**REQUIRED TASK:** Show every line in the records below that contains the word "sites".

**DATASET ROWS:**
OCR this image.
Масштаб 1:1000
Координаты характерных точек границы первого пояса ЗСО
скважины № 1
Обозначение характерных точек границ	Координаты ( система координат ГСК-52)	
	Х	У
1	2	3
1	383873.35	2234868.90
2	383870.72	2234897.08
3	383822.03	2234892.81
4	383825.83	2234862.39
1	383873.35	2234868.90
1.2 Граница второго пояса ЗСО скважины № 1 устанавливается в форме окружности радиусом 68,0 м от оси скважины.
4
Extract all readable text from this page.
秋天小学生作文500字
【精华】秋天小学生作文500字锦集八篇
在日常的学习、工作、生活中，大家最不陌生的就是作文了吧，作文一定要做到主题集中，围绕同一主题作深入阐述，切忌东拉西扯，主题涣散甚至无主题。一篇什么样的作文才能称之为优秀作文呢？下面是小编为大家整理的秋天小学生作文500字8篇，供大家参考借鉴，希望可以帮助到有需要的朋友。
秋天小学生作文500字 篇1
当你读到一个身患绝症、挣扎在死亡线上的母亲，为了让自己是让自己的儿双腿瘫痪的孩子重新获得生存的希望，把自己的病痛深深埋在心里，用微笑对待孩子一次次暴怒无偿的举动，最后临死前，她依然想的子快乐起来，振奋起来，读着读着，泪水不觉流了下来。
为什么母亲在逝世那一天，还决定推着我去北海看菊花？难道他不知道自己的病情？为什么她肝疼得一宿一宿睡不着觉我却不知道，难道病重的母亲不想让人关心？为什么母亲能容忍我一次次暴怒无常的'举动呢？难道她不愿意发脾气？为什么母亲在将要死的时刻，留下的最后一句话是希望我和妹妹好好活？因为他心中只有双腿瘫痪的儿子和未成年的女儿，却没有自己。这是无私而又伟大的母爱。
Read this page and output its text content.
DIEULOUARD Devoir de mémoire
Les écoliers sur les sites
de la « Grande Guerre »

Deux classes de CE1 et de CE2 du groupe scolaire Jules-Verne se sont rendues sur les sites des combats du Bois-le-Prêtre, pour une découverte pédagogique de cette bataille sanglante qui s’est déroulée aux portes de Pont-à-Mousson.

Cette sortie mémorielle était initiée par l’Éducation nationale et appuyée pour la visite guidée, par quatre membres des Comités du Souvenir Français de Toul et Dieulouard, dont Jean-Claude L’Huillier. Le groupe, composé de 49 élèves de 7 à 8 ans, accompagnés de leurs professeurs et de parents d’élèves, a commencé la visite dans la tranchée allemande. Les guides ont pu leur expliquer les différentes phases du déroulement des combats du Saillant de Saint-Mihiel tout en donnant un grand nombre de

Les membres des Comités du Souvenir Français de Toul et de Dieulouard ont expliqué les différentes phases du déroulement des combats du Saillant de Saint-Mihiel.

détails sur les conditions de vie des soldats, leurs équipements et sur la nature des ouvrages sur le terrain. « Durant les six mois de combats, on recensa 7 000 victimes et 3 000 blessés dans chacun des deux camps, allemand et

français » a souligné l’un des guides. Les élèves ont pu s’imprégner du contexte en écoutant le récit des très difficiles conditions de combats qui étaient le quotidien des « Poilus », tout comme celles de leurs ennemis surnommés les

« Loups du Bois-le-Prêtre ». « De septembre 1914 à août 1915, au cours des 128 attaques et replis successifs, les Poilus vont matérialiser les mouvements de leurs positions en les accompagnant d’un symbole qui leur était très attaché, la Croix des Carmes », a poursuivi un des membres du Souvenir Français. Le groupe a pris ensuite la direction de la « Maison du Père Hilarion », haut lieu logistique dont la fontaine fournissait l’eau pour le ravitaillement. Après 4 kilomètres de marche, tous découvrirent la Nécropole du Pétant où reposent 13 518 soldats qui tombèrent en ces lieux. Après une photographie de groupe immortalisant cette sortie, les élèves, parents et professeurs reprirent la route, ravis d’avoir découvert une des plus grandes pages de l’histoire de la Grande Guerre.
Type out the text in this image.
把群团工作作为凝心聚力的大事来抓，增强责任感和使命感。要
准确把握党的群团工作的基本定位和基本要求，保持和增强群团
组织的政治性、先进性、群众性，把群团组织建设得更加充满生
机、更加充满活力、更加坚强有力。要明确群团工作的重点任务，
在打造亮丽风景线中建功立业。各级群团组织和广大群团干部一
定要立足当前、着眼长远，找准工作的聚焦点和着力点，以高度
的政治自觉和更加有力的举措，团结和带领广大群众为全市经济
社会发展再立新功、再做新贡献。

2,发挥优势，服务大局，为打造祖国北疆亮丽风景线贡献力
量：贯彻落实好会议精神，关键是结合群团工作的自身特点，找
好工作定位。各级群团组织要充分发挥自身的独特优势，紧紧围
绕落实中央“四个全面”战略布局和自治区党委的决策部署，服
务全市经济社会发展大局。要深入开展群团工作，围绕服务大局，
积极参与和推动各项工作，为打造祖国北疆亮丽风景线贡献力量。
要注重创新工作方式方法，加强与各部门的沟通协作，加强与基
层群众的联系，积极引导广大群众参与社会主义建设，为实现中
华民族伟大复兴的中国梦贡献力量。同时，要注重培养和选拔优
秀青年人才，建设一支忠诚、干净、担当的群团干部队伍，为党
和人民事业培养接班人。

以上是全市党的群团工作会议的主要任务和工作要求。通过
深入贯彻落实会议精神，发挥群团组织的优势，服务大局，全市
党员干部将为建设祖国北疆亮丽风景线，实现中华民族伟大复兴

**SOLUTION:**
Les écoliers sur les sites
Deux classes de CE1 et de CE2 du groupe scolaire Jules-Verne se sont rendues sur les sites des combats du Bois-le-Prêtre, pour une découverte pédagogique de cette bataille sanglante qui s’est déroulée aux portes de Pont-à-Mousson.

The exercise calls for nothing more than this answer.